**DATASET RECORDS:**
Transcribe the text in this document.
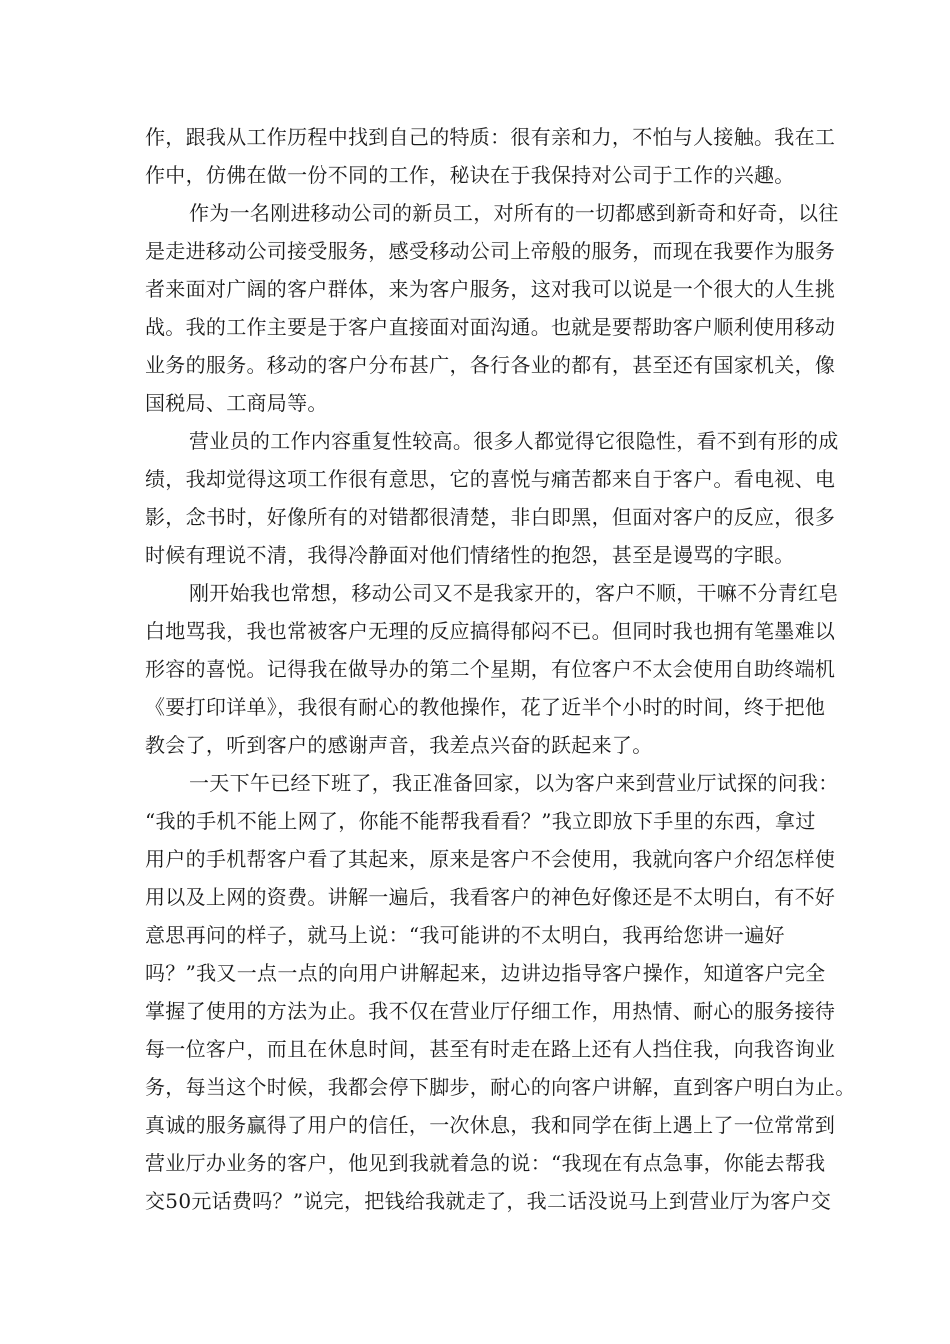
作，跟我从工作历程中找到自己的特质：很有亲和力，不怕与人接触。我在工
作中，仿佛在做一份不同的工作，秘诀在于我保持对公司于工作的兴趣。
作为一名刚进移动公司的新员工，对所有的一切都感到新奇和好奇，以往
是走进移动公司接受服务，感受移动公司上帝般的服务，而现在我要作为服务
者来面对广阔的客户群体，来为客户服务，这对我可以说是一个很大的人生挑
战。我的工作主要是于客户直接面对面沟通。也就是要帮助客户顺利使用移动
业务的服务。移动的客户分布甚广，各行各业的都有，甚至还有国家机关，像
国税局、工商局等。
营业员的工作内容重复性较高。很多人都觉得它很隐性，看不到有形的成
绩，我却觉得这项工作很有意思，它的喜悦与痛苦都来自于客户。看电视、电
影，念书时，好像所有的对错都很清楚，非白即黑，但面对客户的反应，很多
时候有理说不清，我得冷静面对他们情绪性的抱怨，甚至是谩骂的字眼。
刚开始我也常想，移动公司又不是我家开的，客户不顺，干嘛不分青红皂
白地骂我，我也常被客户无理的反应搞得郁闷不已。但同时我也拥有笔墨难以
形容的喜悦。记得我在做导办的第二个星期，有位客户不太会使用自助终端机
《要打印详单》，我很有耐心的教他操作，花了近半个小时的时间，终于把他
教会了，听到客户的感谢声音，我差点兴奋的跃起来了。
一天下午已经下班了，我正准备回家，以为客户来到营业厅试探的问我：
“我的手机不能上网了，你能不能帮我看看？”我立即放下手里的东西，拿过
用户的手机帮客户看了其起来，原来是客户不会使用，我就向客户介绍怎样使
用以及上网的资费。讲解一遍后，我看客户的神色好像还是不太明白，有不好
意思再问的样子，就马上说：“我可能讲的不太明白，我再给您讲一遍好
吗？”我又一点一点的向用户讲解起来，边讲边指导客户操作，知道客户完全
掌握了使用的方法为止。我不仅在营业厅仔细工作，用热情、耐心的服务接待
每一位客户，而且在休息时间，甚至有时走在路上还有人挡住我，向我咨询业
务，每当这个时候，我都会停下脚步，耐心的向客户讲解，直到客户明白为止。
真诚的服务赢得了用户的信任，一次休息，我和同学在街上遇上了一位常常到
营业厅办业务的客户，他见到我就着急的说：“我现在有点急事，你能去帮我
交50元话费吗？”说完，把钱给我就走了，我二话没说马上到营业厅为客户交
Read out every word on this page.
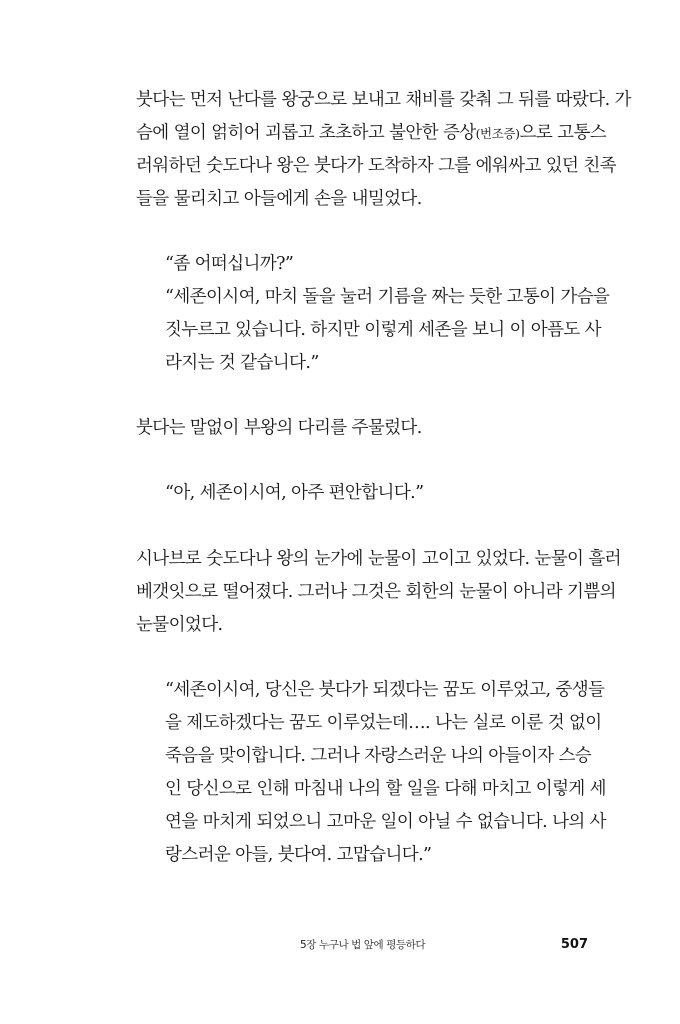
붓다는 먼저 난다를 왕궁으로 보내고 채비를 갖춰 그 뒤를 따랐다. 가
슴에 열이 얽히어 괴롭고 초초하고 불안한 증상(번조증)으로 고통스
러워하던 숫도다나 왕은 붓다가 도착하자 그를 에워싸고 있던 친족
들을 물리치고 아들에게 손을 내밀었다.
“좀 어떠십니까?”
“세존이시여, 마치 돌을 눌러 기름을 짜는 듯한 고통이 가슴을
짓누르고 있습니다. 하지만 이렇게 세존을 보니 이 아픔도 사
라지는 것 같습니다.”
붓다는 말없이 부왕의 다리를 주물렀다.
“아, 세존이시여, 아주 편안합니다.”
시나브로 숫도다나 왕의 눈가에 눈물이 고이고 있었다. 눈물이 흘러
베갯잇으로 떨어졌다. 그러나 그것은 회한의 눈물이 아니라 기쁨의
눈물이었다.
“세존이시여, 당신은 붓다가 되겠다는 꿈도 이루었고, 중생들
을 제도하겠다는 꿈도 이루었는데…. 나는 실로 이룬 것 없이
죽음을 맞이합니다. 그러나 자랑스러운 나의 아들이자 스승
인 당신으로 인해 마침내 나의 할 일을 다해 마치고 이렇게 세
연을 마치게 되었으니 고마운 일이 아닐 수 없습니다. 나의 사
랑스러운 아들, 붓다여. 고맙습니다.”
5장 누구나 법 앞에 평등하다	507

**WRITTEN REQUEST:**
Please write out all of the material above without changing a word, and omit any pictures.

**REPLY TO THE TASK:**
Transcribe the text in this document.
作，跟我从工作历程中找到自己的特质：很有亲和力，不怕与人接触。我在工
作中，仿佛在做一份不同的工作，秘诀在于我保持对公司于工作的兴趣。
作为一名刚进移动公司的新员工，对所有的一切都感到新奇和好奇，以往
是走进移动公司接受服务，感受移动公司上帝般的服务，而现在我要作为服务
者来面对广阔的客户群体，来为客户服务，这对我可以说是一个很大的人生挑
战。我的工作主要是于客户直接面对面沟通。也就是要帮助客户顺利使用移动
业务的服务。移动的客户分布甚广，各行各业的都有，甚至还有国家机关，像
国税局、工商局等。
营业员的工作内容重复性较高。很多人都觉得它很隐性，看不到有形的成
绩，我却觉得这项工作很有意思，它的喜悦与痛苦都来自于客户。看电视、电
影，念书时，好像所有的对错都很清楚，非白即黑，但面对客户的反应，很多
时候有理说不清，我得冷静面对他们情绪性的抱怨，甚至是谩骂的字眼。
刚开始我也常想，移动公司又不是我家开的，客户不顺，干嘛不分青红皂
白地骂我，我也常被客户无理的反应搞得郁闷不已。但同时我也拥有笔墨难以
形容的喜悦。记得我在做导办的第二个星期，有位客户不太会使用自助终端机
《要打印详单》，我很有耐心的教他操作，花了近半个小时的时间，终于把他
教会了，听到客户的感谢声音，我差点兴奋的跃起来了。
一天下午已经下班了，我正准备回家，以为客户来到营业厅试探的问我：
“我的手机不能上网了，你能不能帮我看看？”我立即放下手里的东西，拿过
用户的手机帮客户看了其起来，原来是客户不会使用，我就向客户介绍怎样使
用以及上网的资费。讲解一遍后，我看客户的神色好像还是不太明白，有不好
意思再问的样子，就马上说：“我可能讲的不太明白，我再给您讲一遍好
吗？”我又一点一点的向用户讲解起来，边讲边指导客户操作，知道客户完全
掌握了使用的方法为止。我不仅在营业厅仔细工作，用热情、耐心的服务接待
每一位客户，而且在休息时间，甚至有时走在路上还有人挡住我，向我咨询业
务，每当这个时候，我都会停下脚步，耐心的向客户讲解，直到客户明白为止。
真诚的服务赢得了用户的信任，一次休息，我和同学在街上遇上了一位常常到
营业厅办业务的客户，他见到我就着急的说：“我现在有点急事，你能去帮我
交50元话费吗？”说完，把钱给我就走了，我二话没说马上到营业厅为客户交
Read out every word on this page.
붓다는 먼저 난다를 왕궁으로 보내고 채비를 갖춰 그 뒤를 따랐다. 가
슴에 열이 얽히어 괴롭고 초초하고 불안한 증상(번조증)으로 고통스
러워하던 숫도다나 왕은 붓다가 도착하자 그를 에워싸고 있던 친족
들을 물리치고 아들에게 손을 내밀었다.
“좀 어떠십니까?”
“세존이시여, 마치 돌을 눌러 기름을 짜는 듯한 고통이 가슴을
짓누르고 있습니다. 하지만 이렇게 세존을 보니 이 아픔도 사
라지는 것 같습니다.”
붓다는 말없이 부왕의 다리를 주물렀다.
“아, 세존이시여, 아주 편안합니다.”
시나브로 숫도다나 왕의 눈가에 눈물이 고이고 있었다. 눈물이 흘러
베갯잇으로 떨어졌다. 그러나 그것은 회한의 눈물이 아니라 기쁨의
눈물이었다.
“세존이시여, 당신은 붓다가 되겠다는 꿈도 이루었고, 중생들
을 제도하겠다는 꿈도 이루었는데…. 나는 실로 이룬 것 없이
죽음을 맞이합니다. 그러나 자랑스러운 나의 아들이자 스승
인 당신으로 인해 마침내 나의 할 일을 다해 마치고 이렇게 세
연을 마치게 되었으니 고마운 일이 아닐 수 없습니다. 나의 사
랑스러운 아들, 붓다여. 고맙습니다.”
5장 누구나 법 앞에 평등하다	507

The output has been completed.